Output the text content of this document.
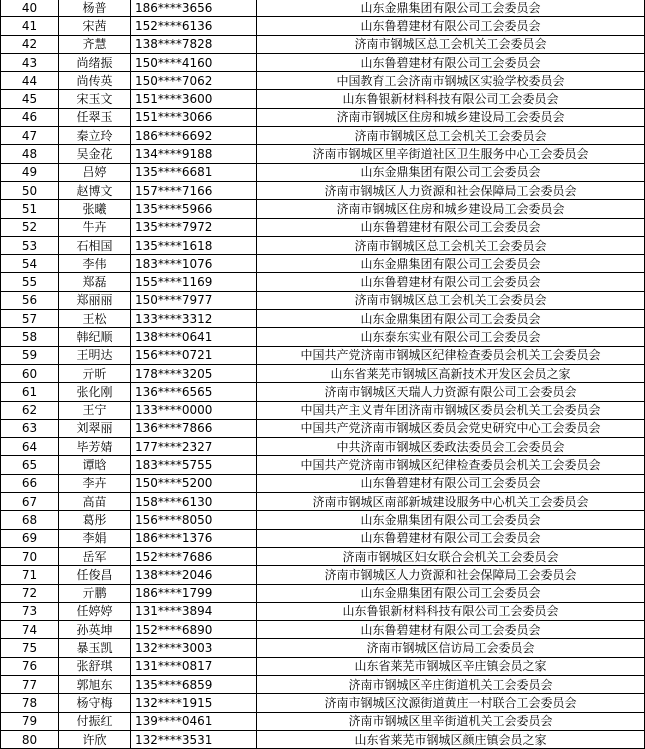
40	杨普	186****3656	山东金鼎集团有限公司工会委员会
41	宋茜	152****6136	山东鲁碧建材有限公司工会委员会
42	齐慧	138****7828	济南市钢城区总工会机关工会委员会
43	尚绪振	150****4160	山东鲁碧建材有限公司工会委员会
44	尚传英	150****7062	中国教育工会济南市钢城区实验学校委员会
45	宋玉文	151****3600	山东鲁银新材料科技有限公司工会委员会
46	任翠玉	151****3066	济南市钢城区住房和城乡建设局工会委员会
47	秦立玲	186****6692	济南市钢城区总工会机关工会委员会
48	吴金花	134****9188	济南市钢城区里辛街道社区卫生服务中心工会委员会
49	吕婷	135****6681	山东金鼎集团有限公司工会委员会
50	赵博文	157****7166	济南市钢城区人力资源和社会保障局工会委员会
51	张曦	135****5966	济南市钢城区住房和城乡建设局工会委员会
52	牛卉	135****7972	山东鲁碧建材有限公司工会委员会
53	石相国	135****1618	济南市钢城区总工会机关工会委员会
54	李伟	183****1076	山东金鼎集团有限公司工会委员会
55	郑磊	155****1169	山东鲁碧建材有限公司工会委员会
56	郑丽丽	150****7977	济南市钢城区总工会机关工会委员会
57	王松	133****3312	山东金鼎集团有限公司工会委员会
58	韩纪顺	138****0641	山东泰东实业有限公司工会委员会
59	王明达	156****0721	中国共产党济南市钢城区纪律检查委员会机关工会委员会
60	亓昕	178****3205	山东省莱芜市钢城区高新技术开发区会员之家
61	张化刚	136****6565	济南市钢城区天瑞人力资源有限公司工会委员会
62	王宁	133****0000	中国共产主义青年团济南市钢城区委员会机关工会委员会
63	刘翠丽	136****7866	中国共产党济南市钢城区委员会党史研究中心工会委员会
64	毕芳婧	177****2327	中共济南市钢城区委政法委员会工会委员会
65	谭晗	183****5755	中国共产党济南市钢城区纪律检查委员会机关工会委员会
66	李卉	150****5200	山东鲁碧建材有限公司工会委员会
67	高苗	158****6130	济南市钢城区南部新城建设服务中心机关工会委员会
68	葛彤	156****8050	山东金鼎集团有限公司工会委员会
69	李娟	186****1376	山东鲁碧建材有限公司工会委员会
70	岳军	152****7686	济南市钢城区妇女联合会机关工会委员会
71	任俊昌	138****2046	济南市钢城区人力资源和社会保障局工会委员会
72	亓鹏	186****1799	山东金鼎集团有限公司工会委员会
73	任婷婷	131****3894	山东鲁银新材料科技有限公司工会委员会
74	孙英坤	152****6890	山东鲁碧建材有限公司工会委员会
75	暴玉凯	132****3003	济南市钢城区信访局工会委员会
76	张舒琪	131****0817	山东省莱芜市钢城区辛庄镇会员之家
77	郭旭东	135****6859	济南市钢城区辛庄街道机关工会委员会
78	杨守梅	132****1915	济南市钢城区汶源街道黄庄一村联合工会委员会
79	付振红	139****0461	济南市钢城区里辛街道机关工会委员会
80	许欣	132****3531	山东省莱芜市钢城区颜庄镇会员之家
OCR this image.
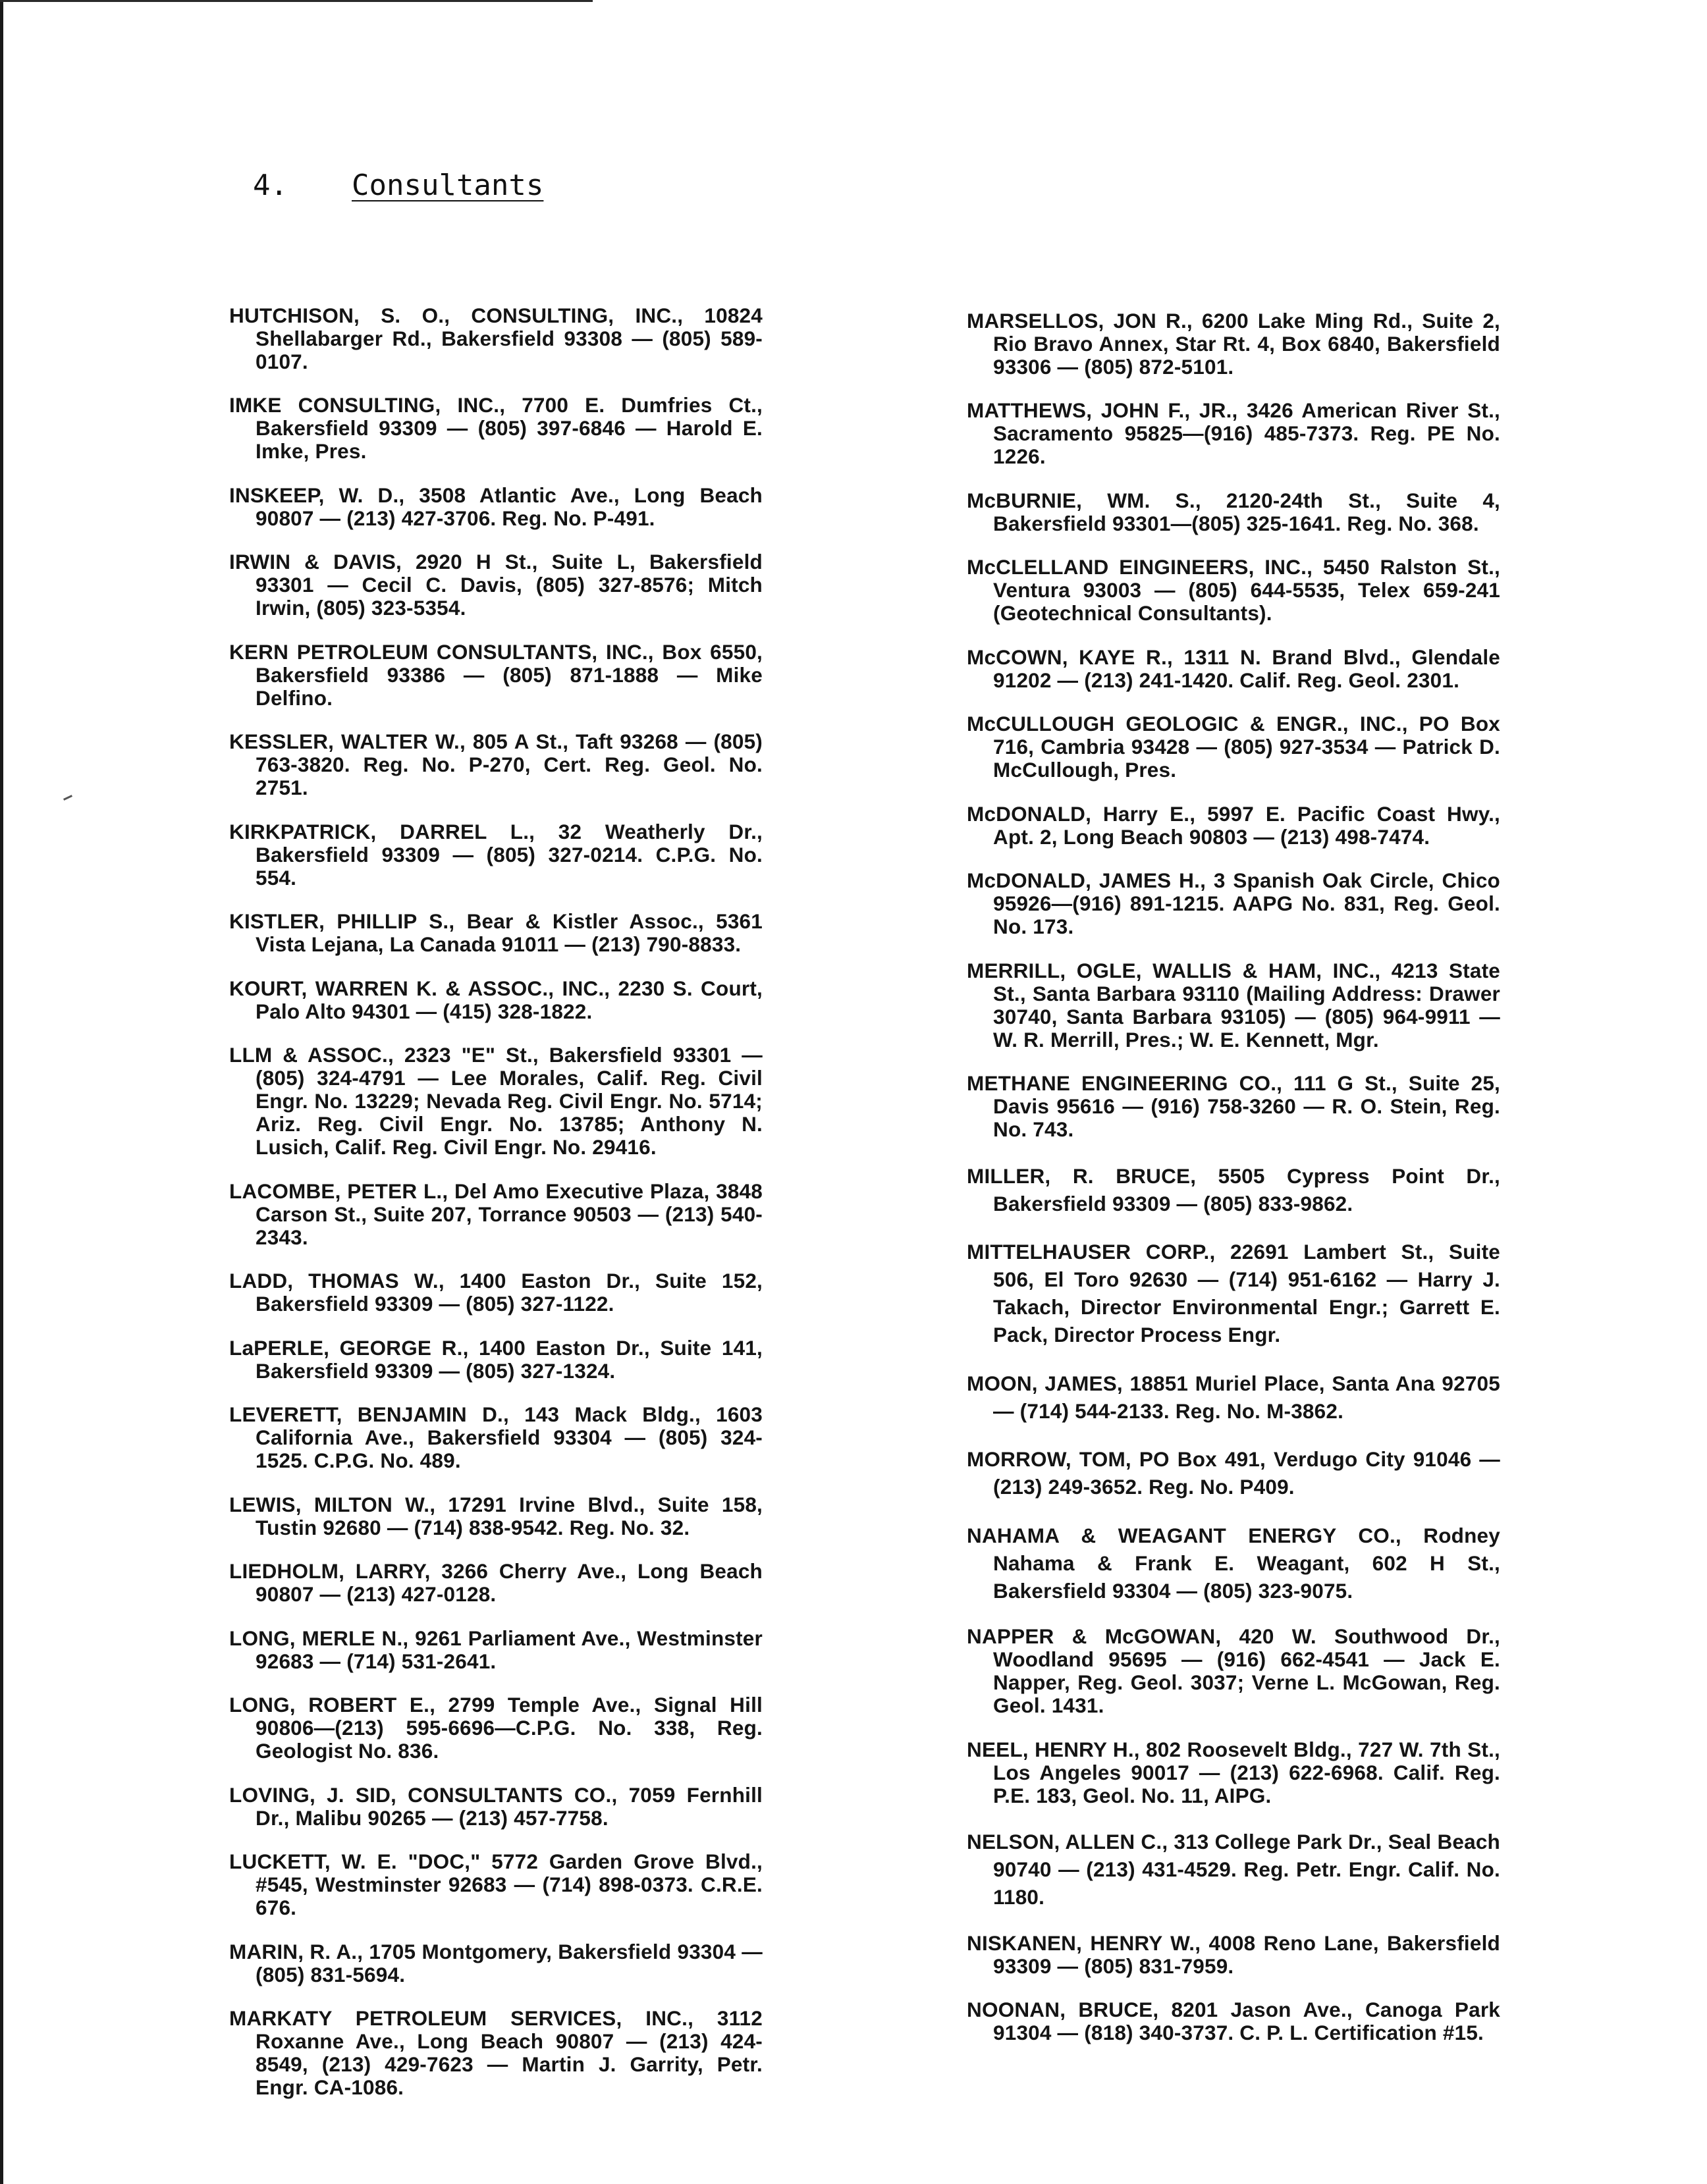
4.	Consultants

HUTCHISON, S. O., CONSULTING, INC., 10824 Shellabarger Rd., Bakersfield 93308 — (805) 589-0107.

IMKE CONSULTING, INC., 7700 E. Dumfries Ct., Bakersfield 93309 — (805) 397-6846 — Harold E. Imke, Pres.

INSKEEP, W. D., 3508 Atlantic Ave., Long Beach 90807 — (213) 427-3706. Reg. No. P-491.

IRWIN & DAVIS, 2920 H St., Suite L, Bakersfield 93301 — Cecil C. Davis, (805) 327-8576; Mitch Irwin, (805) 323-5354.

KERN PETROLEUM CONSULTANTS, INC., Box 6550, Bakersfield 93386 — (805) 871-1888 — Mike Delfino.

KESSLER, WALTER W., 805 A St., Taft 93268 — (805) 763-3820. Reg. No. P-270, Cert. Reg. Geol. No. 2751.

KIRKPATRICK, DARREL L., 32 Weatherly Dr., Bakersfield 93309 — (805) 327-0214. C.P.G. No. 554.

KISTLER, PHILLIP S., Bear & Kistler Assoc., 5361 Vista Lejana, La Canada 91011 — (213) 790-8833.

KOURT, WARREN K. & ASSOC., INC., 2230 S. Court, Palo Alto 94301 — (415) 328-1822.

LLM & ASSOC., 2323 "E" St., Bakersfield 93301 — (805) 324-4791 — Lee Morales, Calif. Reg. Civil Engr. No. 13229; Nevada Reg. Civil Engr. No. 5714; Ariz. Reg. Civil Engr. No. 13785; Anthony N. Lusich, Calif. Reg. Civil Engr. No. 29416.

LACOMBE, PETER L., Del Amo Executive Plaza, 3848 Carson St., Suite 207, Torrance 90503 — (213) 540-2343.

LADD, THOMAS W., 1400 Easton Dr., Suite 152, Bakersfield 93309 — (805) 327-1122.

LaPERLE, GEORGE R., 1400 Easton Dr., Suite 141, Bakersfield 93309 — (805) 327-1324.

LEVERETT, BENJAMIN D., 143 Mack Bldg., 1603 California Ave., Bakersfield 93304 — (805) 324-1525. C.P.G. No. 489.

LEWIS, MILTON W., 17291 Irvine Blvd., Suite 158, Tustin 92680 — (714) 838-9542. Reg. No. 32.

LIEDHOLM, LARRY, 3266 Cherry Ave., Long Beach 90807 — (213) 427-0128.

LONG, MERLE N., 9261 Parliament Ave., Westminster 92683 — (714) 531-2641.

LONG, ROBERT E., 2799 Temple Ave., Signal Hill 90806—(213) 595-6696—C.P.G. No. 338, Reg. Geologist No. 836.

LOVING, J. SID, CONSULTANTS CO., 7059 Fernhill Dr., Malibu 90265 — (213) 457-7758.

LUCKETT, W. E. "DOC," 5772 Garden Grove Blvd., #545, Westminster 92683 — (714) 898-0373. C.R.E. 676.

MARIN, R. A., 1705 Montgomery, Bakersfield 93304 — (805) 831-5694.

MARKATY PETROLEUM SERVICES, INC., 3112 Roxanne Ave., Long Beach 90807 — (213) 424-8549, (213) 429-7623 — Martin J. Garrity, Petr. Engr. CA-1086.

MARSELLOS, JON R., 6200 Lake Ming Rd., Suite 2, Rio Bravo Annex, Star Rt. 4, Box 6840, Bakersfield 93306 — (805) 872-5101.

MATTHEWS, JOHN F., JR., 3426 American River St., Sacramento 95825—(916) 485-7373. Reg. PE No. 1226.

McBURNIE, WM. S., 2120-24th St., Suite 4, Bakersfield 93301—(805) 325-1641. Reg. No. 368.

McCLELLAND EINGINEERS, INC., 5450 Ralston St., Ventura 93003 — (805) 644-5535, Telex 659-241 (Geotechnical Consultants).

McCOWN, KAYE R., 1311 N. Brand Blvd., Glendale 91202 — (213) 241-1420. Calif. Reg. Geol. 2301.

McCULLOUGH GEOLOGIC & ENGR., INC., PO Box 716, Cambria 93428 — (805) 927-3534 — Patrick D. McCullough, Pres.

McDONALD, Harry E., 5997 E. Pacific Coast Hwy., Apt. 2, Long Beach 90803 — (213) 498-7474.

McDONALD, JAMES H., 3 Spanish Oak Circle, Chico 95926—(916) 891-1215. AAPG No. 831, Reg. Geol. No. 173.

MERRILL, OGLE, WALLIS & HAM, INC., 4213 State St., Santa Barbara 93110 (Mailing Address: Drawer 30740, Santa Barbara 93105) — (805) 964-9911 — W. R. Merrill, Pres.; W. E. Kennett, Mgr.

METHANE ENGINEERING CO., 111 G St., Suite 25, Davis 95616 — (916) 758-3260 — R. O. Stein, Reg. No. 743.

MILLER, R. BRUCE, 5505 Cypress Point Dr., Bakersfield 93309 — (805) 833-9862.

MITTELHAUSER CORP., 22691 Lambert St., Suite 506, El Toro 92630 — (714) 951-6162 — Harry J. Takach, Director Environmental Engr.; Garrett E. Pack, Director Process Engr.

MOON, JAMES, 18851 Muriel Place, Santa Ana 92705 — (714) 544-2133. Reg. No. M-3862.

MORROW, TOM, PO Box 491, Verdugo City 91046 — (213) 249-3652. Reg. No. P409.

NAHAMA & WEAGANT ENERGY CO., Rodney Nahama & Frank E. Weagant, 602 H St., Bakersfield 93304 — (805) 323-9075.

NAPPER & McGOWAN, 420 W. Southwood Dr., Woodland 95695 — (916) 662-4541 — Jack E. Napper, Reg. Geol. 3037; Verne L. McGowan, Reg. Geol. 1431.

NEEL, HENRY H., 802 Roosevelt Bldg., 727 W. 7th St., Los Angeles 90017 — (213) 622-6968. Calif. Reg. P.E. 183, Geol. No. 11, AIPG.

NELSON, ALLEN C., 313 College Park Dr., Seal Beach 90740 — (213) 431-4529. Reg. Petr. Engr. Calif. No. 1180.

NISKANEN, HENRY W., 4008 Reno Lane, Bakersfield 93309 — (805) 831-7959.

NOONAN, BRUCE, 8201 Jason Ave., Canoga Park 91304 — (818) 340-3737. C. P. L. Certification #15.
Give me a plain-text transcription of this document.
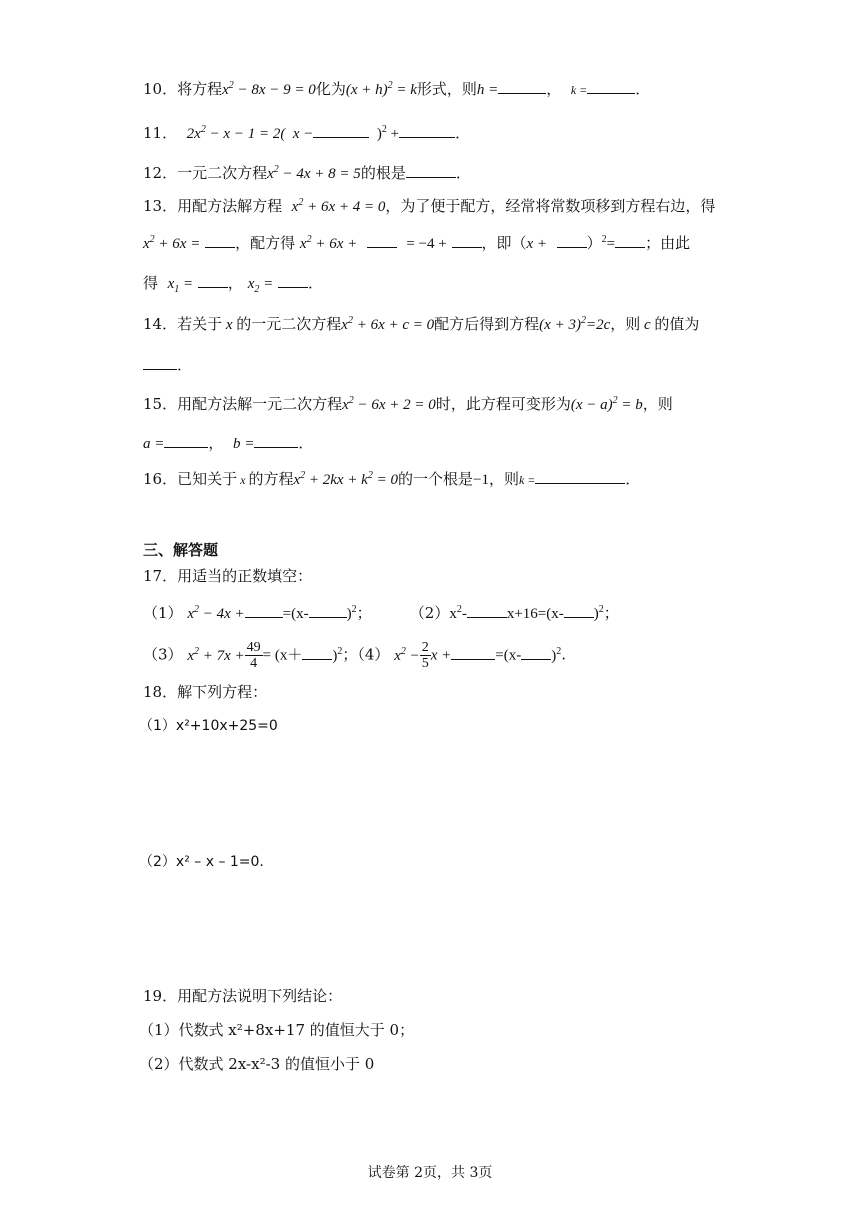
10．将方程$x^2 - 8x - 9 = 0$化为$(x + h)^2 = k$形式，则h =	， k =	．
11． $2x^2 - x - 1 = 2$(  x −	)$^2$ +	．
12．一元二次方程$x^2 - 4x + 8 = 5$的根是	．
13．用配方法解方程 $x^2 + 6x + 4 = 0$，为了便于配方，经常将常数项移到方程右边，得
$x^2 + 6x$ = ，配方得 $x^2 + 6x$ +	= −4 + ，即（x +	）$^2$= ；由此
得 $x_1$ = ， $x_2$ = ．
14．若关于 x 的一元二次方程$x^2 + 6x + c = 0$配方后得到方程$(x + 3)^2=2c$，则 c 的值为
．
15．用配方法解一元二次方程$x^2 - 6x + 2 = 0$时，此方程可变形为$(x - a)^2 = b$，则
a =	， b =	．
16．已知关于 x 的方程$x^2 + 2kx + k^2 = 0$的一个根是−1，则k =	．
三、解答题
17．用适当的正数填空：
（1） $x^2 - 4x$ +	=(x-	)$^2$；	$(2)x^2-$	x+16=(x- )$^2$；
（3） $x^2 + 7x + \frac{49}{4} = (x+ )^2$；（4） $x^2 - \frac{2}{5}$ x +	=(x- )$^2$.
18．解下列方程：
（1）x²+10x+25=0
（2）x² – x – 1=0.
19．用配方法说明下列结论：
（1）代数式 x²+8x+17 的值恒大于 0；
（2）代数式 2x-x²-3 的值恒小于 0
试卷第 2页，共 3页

* [WORK TO COMPLETE]: Copy every single line of the material above that holds "Park".

* [RIGHT ANSWER]:
NELSON, ALLEN C., 313 College Park Dr., Seal Beach 90740 — (213) 431-4529. Reg. Petr. Engr. Calif. No. 1180.
NOONAN, BRUCE, 8201 Jason Ave., Canoga Park 91304 — (818) 340-3737. C. P. L. Certification #15.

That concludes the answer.